INSTRUCTIONS TO FOLLOW
Reproduce the listing below character for character; drop every image.

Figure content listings
== == ==
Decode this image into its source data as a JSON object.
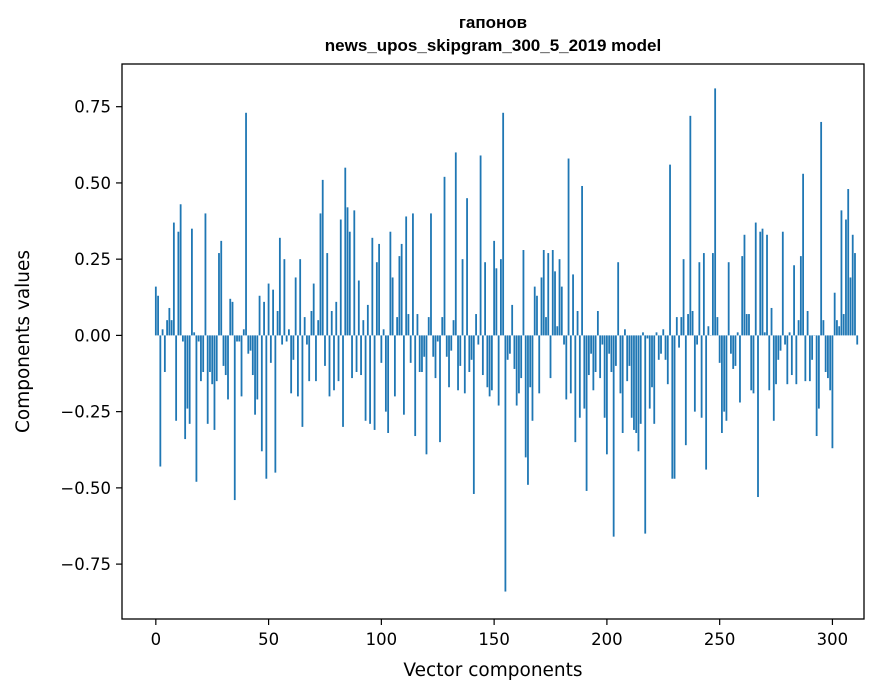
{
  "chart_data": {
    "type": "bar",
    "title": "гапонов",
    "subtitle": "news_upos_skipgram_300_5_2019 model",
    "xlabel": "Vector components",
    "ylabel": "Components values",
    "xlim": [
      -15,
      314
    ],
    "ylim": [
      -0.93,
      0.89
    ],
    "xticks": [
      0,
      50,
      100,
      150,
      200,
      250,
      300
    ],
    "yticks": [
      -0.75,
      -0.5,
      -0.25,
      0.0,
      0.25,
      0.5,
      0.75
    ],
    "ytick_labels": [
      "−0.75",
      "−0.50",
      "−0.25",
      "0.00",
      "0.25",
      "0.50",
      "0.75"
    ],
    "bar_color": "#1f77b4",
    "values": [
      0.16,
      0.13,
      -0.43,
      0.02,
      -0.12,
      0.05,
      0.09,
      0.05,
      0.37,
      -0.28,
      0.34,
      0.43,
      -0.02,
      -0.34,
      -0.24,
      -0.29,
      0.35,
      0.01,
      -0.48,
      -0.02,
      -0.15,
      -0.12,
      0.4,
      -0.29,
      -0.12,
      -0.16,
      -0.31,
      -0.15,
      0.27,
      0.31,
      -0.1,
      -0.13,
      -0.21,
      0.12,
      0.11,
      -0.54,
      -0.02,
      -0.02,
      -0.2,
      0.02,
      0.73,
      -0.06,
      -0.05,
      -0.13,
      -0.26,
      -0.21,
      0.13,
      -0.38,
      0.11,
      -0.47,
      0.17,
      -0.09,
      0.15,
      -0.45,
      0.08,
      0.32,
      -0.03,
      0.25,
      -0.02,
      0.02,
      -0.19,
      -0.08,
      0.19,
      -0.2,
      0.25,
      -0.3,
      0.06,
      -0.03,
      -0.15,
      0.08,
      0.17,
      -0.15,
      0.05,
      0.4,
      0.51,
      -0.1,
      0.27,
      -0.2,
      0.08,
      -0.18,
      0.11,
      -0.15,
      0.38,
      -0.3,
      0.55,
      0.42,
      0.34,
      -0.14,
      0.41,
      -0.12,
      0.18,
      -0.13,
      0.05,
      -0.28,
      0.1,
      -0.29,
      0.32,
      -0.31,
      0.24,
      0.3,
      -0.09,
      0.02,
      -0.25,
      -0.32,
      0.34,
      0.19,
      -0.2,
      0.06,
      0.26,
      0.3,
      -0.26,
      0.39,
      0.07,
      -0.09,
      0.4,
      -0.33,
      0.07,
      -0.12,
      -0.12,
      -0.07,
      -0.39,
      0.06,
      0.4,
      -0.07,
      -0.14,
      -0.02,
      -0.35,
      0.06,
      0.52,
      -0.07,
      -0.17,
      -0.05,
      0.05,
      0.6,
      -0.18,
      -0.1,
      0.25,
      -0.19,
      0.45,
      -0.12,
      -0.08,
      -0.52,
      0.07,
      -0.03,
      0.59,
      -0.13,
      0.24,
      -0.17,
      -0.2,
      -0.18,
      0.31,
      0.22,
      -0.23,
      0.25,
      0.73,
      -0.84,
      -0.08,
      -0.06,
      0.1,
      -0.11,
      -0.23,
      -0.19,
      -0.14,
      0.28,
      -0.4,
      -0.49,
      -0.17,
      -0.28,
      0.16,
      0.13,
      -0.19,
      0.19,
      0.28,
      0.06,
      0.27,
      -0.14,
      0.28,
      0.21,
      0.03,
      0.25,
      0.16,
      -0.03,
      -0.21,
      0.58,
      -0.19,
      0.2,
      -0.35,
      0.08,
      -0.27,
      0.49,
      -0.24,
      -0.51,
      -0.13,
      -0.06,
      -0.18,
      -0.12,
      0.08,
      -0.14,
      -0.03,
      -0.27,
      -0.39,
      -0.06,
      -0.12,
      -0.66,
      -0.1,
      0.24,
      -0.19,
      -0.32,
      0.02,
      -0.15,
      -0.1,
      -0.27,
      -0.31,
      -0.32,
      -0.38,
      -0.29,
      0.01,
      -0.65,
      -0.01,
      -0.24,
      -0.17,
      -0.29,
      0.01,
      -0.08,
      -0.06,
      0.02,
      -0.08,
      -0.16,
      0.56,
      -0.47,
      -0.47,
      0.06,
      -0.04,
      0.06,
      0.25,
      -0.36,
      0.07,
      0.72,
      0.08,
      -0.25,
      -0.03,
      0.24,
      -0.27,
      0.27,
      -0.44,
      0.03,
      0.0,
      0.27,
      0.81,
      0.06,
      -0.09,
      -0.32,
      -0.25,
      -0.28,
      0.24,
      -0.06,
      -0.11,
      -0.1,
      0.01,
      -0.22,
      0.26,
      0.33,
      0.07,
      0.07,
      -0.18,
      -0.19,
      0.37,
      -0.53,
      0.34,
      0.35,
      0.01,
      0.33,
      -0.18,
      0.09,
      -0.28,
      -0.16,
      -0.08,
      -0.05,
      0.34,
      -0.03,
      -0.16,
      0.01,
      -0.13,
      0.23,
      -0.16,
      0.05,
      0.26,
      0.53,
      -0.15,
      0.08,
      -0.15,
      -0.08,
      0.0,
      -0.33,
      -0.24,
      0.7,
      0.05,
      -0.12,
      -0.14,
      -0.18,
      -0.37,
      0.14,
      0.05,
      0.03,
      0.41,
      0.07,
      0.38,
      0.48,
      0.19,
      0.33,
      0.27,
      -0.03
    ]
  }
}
== == ==
TASK RESPONSE
Decode this image into its source data as a JSON object.
{
  "chart_data": {
    "type": "bar",
    "title": "гапонов",
    "subtitle": "news_upos_skipgram_300_5_2019 model",
    "xlabel": "Vector components",
    "ylabel": "Components values",
    "xlim": [
      -15,
      314
    ],
    "ylim": [
      -0.93,
      0.89
    ],
    "xticks": [
      0,
      50,
      100,
      150,
      200,
      250,
      300
    ],
    "yticks": [
      -0.75,
      -0.5,
      -0.25,
      0.0,
      0.25,
      0.5,
      0.75
    ],
    "ytick_labels": [
      "−0.75",
      "−0.50",
      "−0.25",
      "0.00",
      "0.25",
      "0.50",
      "0.75"
    ],
    "bar_color": "#1f77b4",
    "values": [
      0.16,
      0.13,
      -0.43,
      0.02,
      -0.12,
      0.05,
      0.09,
      0.05,
      0.37,
      -0.28,
      0.34,
      0.43,
      -0.02,
      -0.34,
      -0.24,
      -0.29,
      0.35,
      0.01,
      -0.48,
      -0.02,
      -0.15,
      -0.12,
      0.4,
      -0.29,
      -0.12,
      -0.16,
      -0.31,
      -0.15,
      0.27,
      0.31,
      -0.1,
      -0.13,
      -0.21,
      0.12,
      0.11,
      -0.54,
      -0.02,
      -0.02,
      -0.2,
      0.02,
      0.73,
      -0.06,
      -0.05,
      -0.13,
      -0.26,
      -0.21,
      0.13,
      -0.38,
      0.11,
      -0.47,
      0.17,
      -0.09,
      0.15,
      -0.45,
      0.08,
      0.32,
      -0.03,
      0.25,
      -0.02,
      0.02,
      -0.19,
      -0.08,
      0.19,
      -0.2,
      0.25,
      -0.3,
      0.06,
      -0.03,
      -0.15,
      0.08,
      0.17,
      -0.15,
      0.05,
      0.4,
      0.51,
      -0.1,
      0.27,
      -0.2,
      0.08,
      -0.18,
      0.11,
      -0.15,
      0.38,
      -0.3,
      0.55,
      0.42,
      0.34,
      -0.14,
      0.41,
      -0.12,
      0.18,
      -0.13,
      0.05,
      -0.28,
      0.1,
      -0.29,
      0.32,
      -0.31,
      0.24,
      0.3,
      -0.09,
      0.02,
      -0.25,
      -0.32,
      0.34,
      0.19,
      -0.2,
      0.06,
      0.26,
      0.3,
      -0.26,
      0.39,
      0.07,
      -0.09,
      0.4,
      -0.33,
      0.07,
      -0.12,
      -0.12,
      -0.07,
      -0.39,
      0.06,
      0.4,
      -0.07,
      -0.14,
      -0.02,
      -0.35,
      0.06,
      0.52,
      -0.07,
      -0.17,
      -0.05,
      0.05,
      0.6,
      -0.18,
      -0.1,
      0.25,
      -0.19,
      0.45,
      -0.12,
      -0.08,
      -0.52,
      0.07,
      -0.03,
      0.59,
      -0.13,
      0.24,
      -0.17,
      -0.2,
      -0.18,
      0.31,
      0.22,
      -0.23,
      0.25,
      0.73,
      -0.84,
      -0.08,
      -0.06,
      0.1,
      -0.11,
      -0.23,
      -0.19,
      -0.14,
      0.28,
      -0.4,
      -0.49,
      -0.17,
      -0.28,
      0.16,
      0.13,
      -0.19,
      0.19,
      0.28,
      0.06,
      0.27,
      -0.14,
      0.28,
      0.21,
      0.03,
      0.25,
      0.16,
      -0.03,
      -0.21,
      0.58,
      -0.19,
      0.2,
      -0.35,
      0.08,
      -0.27,
      0.49,
      -0.24,
      -0.51,
      -0.13,
      -0.06,
      -0.18,
      -0.12,
      0.08,
      -0.14,
      -0.03,
      -0.27,
      -0.39,
      -0.06,
      -0.12,
      -0.66,
      -0.1,
      0.24,
      -0.19,
      -0.32,
      0.02,
      -0.15,
      -0.1,
      -0.27,
      -0.31,
      -0.32,
      -0.38,
      -0.29,
      0.01,
      -0.65,
      -0.01,
      -0.24,
      -0.17,
      -0.29,
      0.01,
      -0.08,
      -0.06,
      0.02,
      -0.08,
      -0.16,
      0.56,
      -0.47,
      -0.47,
      0.06,
      -0.04,
      0.06,
      0.25,
      -0.36,
      0.07,
      0.72,
      0.08,
      -0.25,
      -0.03,
      0.24,
      -0.27,
      0.27,
      -0.44,
      0.03,
      0.0,
      0.27,
      0.81,
      0.06,
      -0.09,
      -0.32,
      -0.25,
      -0.28,
      0.24,
      -0.06,
      -0.11,
      -0.1,
      0.01,
      -0.22,
      0.26,
      0.33,
      0.07,
      0.07,
      -0.18,
      -0.19,
      0.37,
      -0.53,
      0.34,
      0.35,
      0.01,
      0.33,
      -0.18,
      0.09,
      -0.28,
      -0.16,
      -0.08,
      -0.05,
      0.34,
      -0.03,
      -0.16,
      0.01,
      -0.13,
      0.23,
      -0.16,
      0.05,
      0.26,
      0.53,
      -0.15,
      0.08,
      -0.15,
      -0.08,
      0.0,
      -0.33,
      -0.24,
      0.7,
      0.05,
      -0.12,
      -0.14,
      -0.18,
      -0.37,
      0.14,
      0.05,
      0.03,
      0.41,
      0.07,
      0.38,
      0.48,
      0.19,
      0.33,
      0.27,
      -0.03
    ]
  }
}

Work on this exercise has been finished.